Given exercise:
Tally the lines in the listing below that include "death". Answer with the count and nothing more.

────

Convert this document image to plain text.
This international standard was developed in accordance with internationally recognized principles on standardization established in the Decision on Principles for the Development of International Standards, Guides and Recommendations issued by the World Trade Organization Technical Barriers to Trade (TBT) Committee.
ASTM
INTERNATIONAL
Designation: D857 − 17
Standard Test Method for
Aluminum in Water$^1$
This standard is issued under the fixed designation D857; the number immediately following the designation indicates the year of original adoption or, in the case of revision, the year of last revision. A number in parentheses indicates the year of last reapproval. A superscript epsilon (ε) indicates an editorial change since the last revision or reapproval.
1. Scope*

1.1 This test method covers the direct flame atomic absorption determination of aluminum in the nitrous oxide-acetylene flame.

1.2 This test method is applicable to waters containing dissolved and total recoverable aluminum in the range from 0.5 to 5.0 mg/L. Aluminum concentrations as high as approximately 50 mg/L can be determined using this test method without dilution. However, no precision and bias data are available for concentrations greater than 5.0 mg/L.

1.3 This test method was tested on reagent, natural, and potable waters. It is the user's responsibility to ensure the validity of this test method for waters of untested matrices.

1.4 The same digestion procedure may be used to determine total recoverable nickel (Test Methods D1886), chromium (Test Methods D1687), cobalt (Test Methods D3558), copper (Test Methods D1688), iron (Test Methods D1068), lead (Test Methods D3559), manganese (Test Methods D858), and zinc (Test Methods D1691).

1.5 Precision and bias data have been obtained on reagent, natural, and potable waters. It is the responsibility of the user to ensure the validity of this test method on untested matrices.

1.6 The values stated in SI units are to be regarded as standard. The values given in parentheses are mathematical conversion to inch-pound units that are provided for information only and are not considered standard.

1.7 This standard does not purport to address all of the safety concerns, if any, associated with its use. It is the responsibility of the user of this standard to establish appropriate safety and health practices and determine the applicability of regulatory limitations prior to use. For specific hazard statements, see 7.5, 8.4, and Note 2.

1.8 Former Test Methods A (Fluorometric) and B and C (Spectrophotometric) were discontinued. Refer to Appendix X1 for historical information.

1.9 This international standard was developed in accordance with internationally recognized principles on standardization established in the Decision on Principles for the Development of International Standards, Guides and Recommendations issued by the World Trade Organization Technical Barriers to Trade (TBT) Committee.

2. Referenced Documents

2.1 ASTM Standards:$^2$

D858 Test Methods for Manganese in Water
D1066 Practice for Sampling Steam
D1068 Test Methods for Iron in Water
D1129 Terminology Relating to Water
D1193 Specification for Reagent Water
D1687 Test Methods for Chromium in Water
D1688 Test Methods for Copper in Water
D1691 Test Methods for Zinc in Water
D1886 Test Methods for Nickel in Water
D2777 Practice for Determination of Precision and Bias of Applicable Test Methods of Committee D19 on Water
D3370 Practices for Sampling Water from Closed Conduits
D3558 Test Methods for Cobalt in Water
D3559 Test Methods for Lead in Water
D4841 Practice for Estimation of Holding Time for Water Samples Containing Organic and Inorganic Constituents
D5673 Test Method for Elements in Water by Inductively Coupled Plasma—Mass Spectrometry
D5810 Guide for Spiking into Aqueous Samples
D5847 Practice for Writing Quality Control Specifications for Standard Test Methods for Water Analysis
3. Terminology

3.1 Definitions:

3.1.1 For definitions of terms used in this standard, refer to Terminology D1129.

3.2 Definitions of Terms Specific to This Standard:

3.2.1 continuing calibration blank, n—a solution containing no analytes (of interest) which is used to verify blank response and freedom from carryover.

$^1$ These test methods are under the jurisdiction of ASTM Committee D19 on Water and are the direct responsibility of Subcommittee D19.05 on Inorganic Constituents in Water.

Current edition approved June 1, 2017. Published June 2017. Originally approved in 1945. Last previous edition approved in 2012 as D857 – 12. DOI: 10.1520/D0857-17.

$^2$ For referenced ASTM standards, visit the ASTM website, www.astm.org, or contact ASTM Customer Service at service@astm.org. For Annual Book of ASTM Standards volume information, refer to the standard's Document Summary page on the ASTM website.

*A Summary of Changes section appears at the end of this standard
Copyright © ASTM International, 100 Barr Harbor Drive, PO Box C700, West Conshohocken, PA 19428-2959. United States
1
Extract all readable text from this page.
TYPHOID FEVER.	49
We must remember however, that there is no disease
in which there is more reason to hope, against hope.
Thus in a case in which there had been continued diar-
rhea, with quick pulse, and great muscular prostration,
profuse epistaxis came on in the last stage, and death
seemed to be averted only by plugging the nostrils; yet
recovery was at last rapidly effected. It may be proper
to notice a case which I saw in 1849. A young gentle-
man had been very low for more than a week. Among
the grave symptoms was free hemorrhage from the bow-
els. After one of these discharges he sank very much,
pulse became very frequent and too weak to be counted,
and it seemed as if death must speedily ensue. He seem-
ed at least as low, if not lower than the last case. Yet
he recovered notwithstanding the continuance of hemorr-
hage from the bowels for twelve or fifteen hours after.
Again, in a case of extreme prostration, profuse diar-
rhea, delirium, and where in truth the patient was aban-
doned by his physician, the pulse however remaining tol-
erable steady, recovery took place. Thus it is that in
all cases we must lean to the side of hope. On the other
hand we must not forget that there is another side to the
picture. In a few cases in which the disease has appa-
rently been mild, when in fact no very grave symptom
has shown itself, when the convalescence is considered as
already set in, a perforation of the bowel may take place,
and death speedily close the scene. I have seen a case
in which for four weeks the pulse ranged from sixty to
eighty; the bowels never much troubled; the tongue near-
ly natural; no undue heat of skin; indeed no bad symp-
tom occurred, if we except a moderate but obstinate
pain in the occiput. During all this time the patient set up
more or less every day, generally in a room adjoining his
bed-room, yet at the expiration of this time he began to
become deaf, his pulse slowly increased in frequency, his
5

────

Answer to the exercise:
3